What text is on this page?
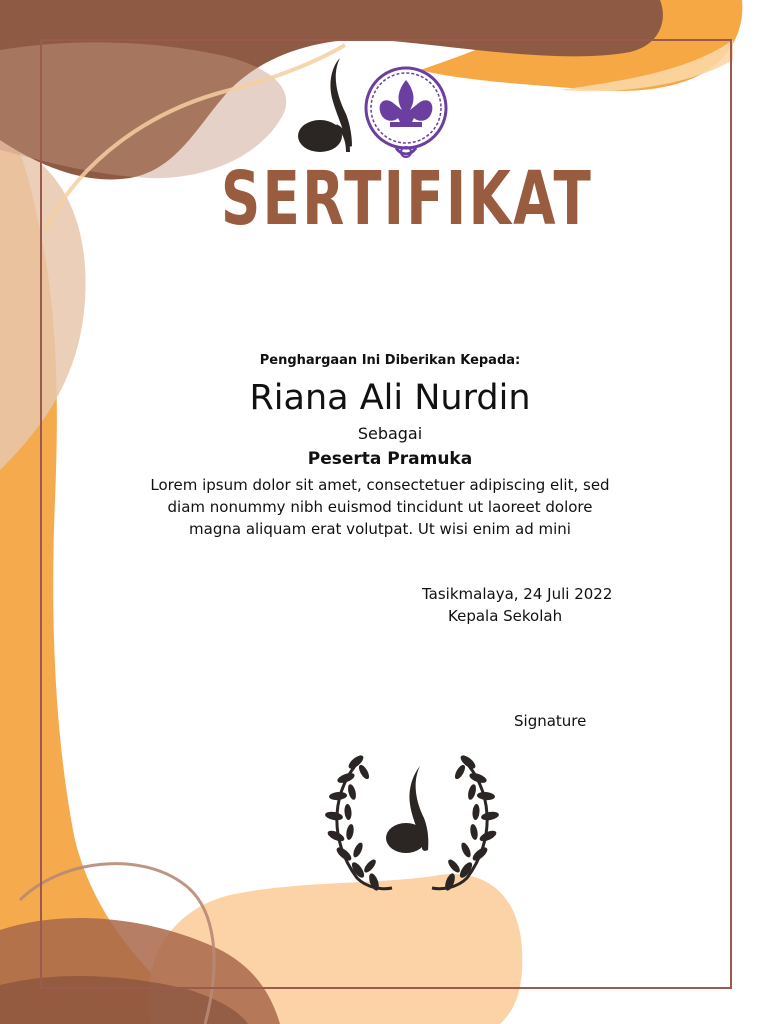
SERTIFIKAT
Penghargaan Ini Diberikan Kepada:
Riana Ali Nurdin
Sebagai
Peserta Pramuka
Lorem ipsum dolor sit amet, consectetuer adipiscing elit, sed
diam nonummy nibh euismod tincidunt ut laoreet dolore
magna aliquam erat volutpat. Ut wisi enim ad mini
Tasikmalaya, 24 Juli 2022
Kepala Sekolah
Signature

:: AIM ::
Leave out the pictures and give the listing above again exactly.

:: RESPONSE TO THE TASK ::
What text is on this page?
SERTIFIKAT
Penghargaan Ini Diberikan Kepada:
Riana Ali Nurdin
Sebagai
Peserta Pramuka
Lorem ipsum dolor sit amet, consectetuer adipiscing elit, sed
diam nonummy nibh euismod tincidunt ut laoreet dolore
magna aliquam erat volutpat. Ut wisi enim ad mini
Tasikmalaya, 24 Juli 2022
Kepala Sekolah
Signature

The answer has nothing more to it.